MATERIAL FOR THE TASK
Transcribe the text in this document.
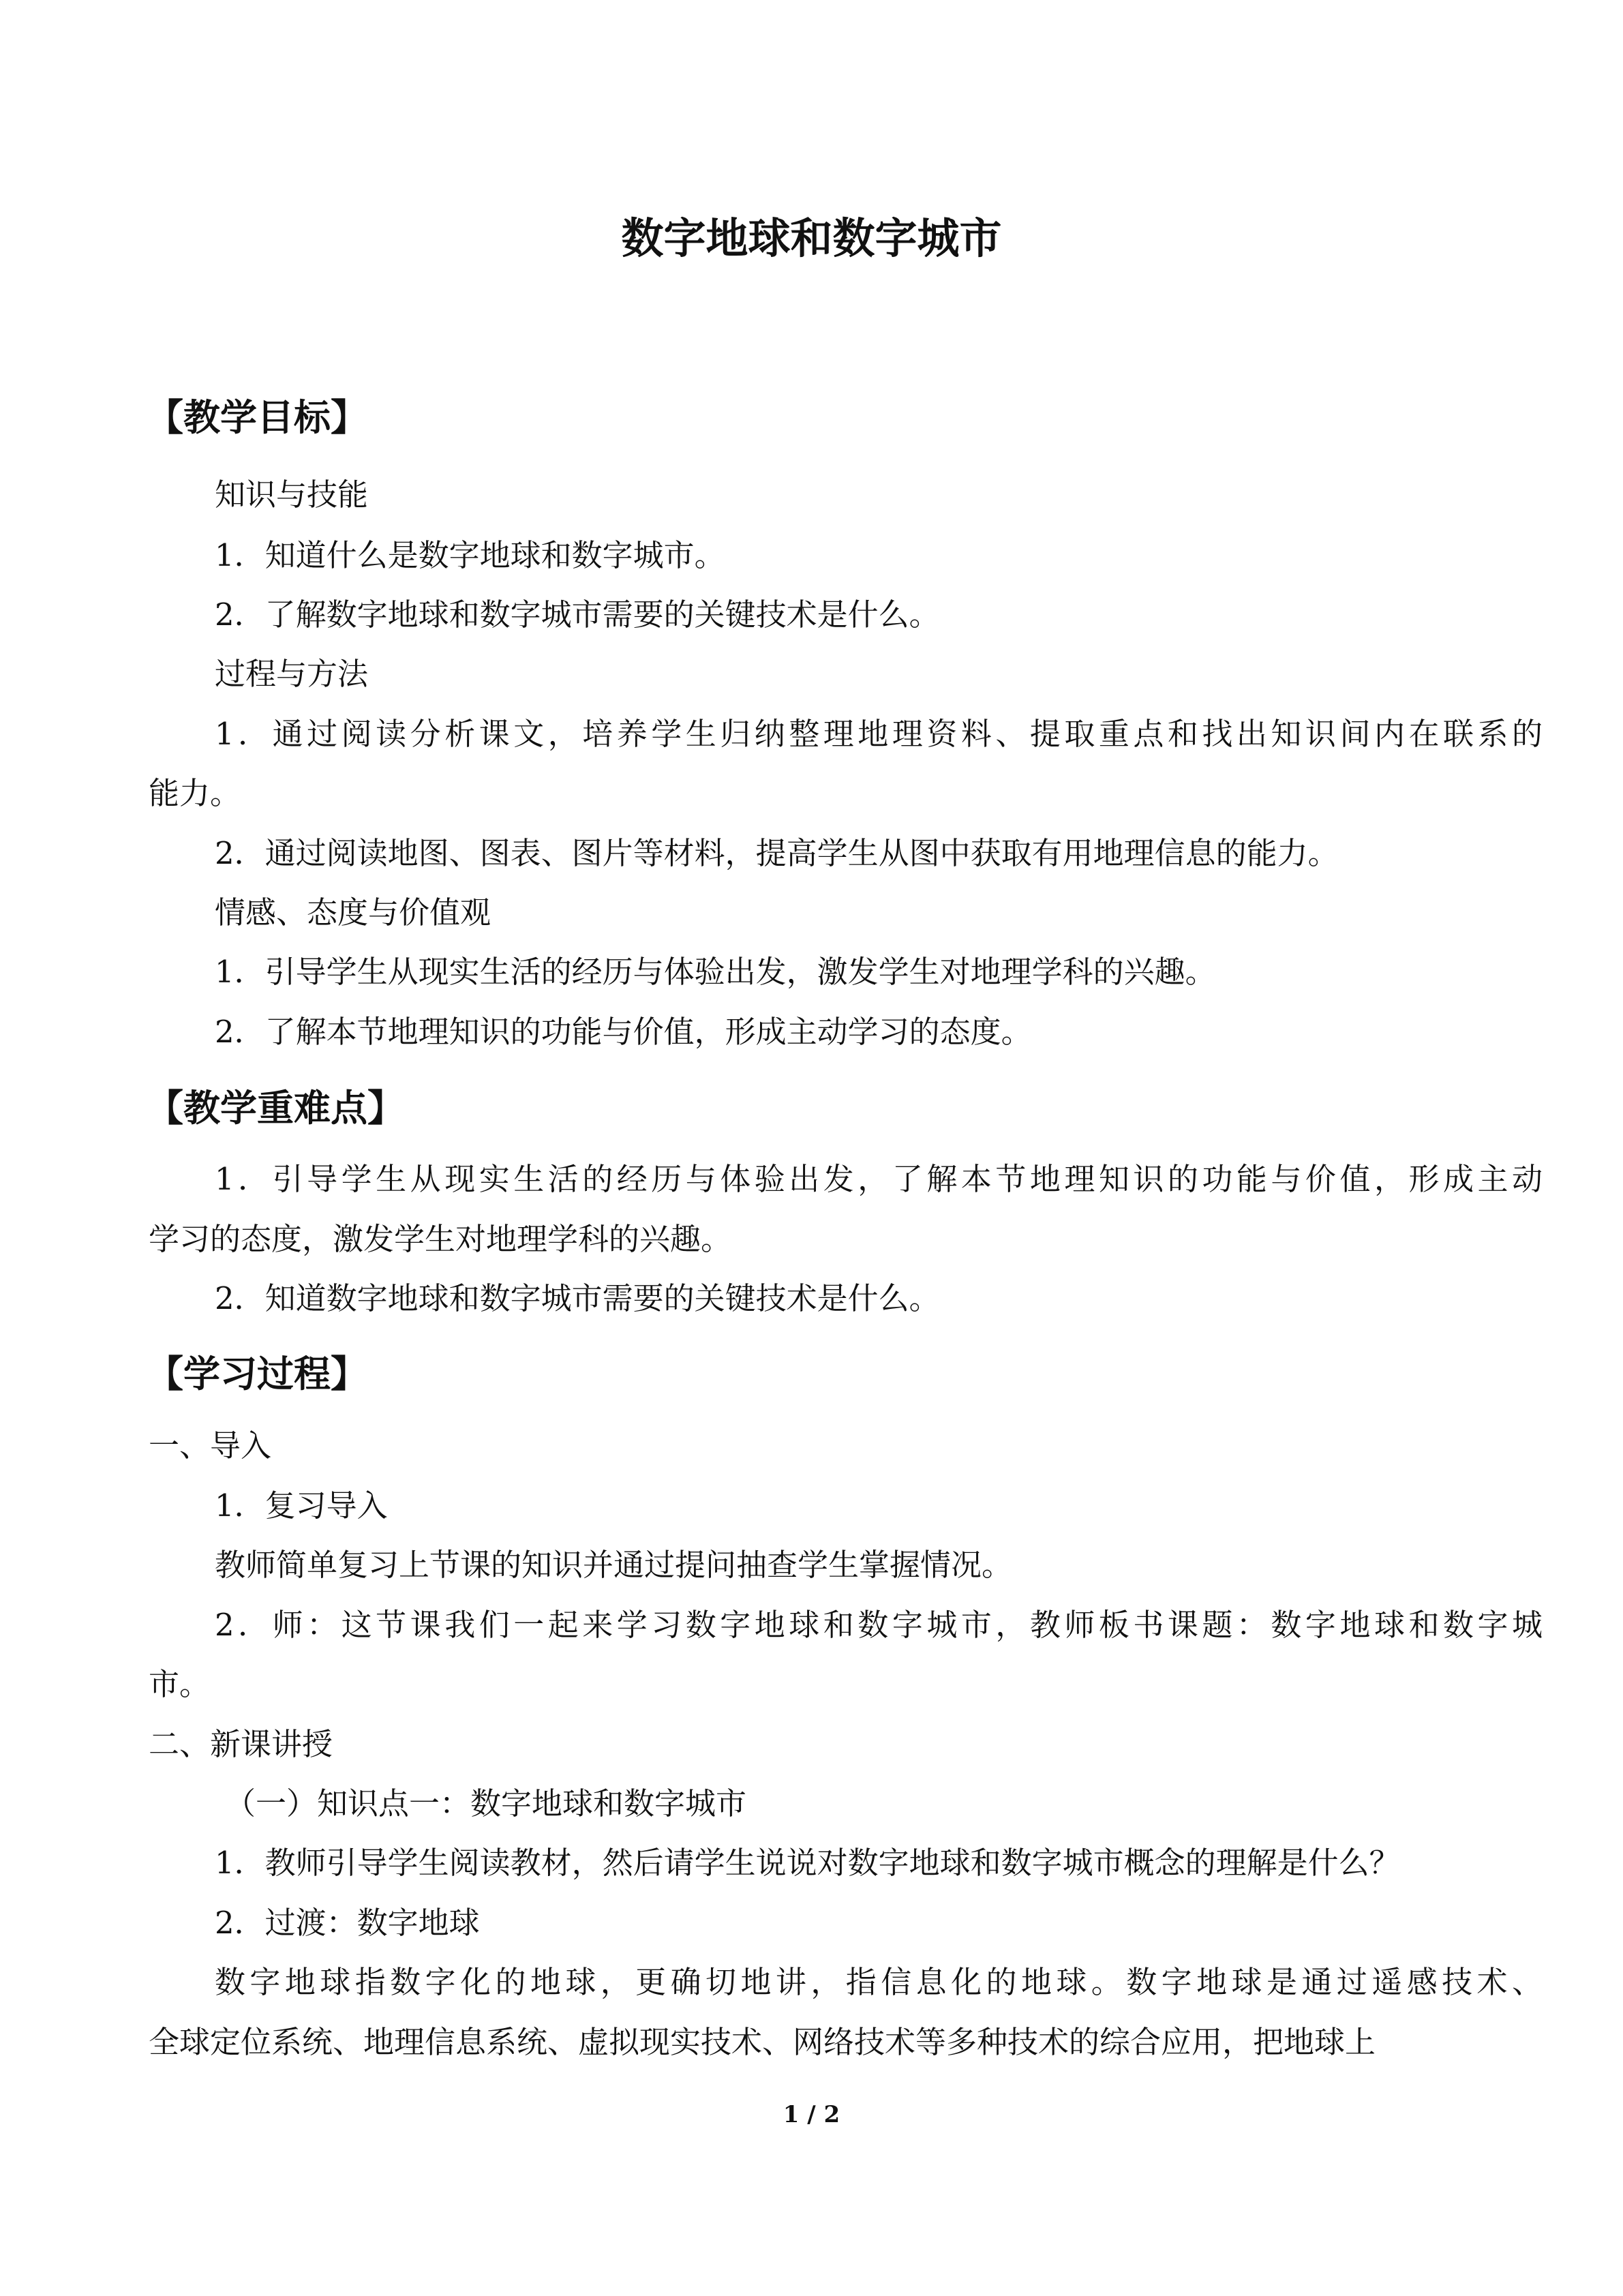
数字地球和数字城市
【教学目标】
知识与技能
1．知道什么是数字地球和数字城市。
2．了解数字地球和数字城市需要的关键技术是什么。
过程与方法
1．通过阅读分析课文，培养学生归纳整理地理资料、提取重点和找出知识间内在联系的
能力。
2．通过阅读地图、图表、图片等材料，提高学生从图中获取有用地理信息的能力。
情感、态度与价值观
1．引导学生从现实生活的经历与体验出发，激发学生对地理学科的兴趣。
2．了解本节地理知识的功能与价值，形成主动学习的态度。
【教学重难点】
1．引导学生从现实生活的经历与体验出发，了解本节地理知识的功能与价值，形成主动
学习的态度，激发学生对地理学科的兴趣。
2．知道数字地球和数字城市需要的关键技术是什么。
【学习过程】
一、导入
1．复习导入
教师简单复习上节课的知识并通过提问抽查学生掌握情况。
2．师：这节课我们一起来学习数字地球和数字城市，教师板书课题：数字地球和数字城
市。
二、新课讲授
（一）知识点一：数字地球和数字城市
1．教师引导学生阅读教材，然后请学生说说对数字地球和数字城市概念的理解是什么？
2．过渡：数字地球
数字地球指数字化的地球，更确切地讲，指信息化的地球。数字地球是通过遥感技术、
全球定位系统、地理信息系统、虚拟现实技术、网络技术等多种技术的综合应用，把地球上
1 / 2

GOAL
All records must be output exactly as they are, except for the pictures, which are left out.

RESULT
Transcribe the text in this document.
数字地球和数字城市
【教学目标】
知识与技能
1．知道什么是数字地球和数字城市。
2．了解数字地球和数字城市需要的关键技术是什么。
过程与方法
1．通过阅读分析课文，培养学生归纳整理地理资料、提取重点和找出知识间内在联系的
能力。
2．通过阅读地图、图表、图片等材料，提高学生从图中获取有用地理信息的能力。
情感、态度与价值观
1．引导学生从现实生活的经历与体验出发，激发学生对地理学科的兴趣。
2．了解本节地理知识的功能与价值，形成主动学习的态度。
【教学重难点】
1．引导学生从现实生活的经历与体验出发，了解本节地理知识的功能与价值，形成主动
学习的态度，激发学生对地理学科的兴趣。
2．知道数字地球和数字城市需要的关键技术是什么。
【学习过程】
一、导入
1．复习导入
教师简单复习上节课的知识并通过提问抽查学生掌握情况。
2．师：这节课我们一起来学习数字地球和数字城市，教师板书课题：数字地球和数字城
市。
二、新课讲授
（一）知识点一：数字地球和数字城市
1．教师引导学生阅读教材，然后请学生说说对数字地球和数字城市概念的理解是什么？
2．过渡：数字地球
数字地球指数字化的地球，更确切地讲，指信息化的地球。数字地球是通过遥感技术、
全球定位系统、地理信息系统、虚拟现实技术、网络技术等多种技术的综合应用，把地球上
1 / 2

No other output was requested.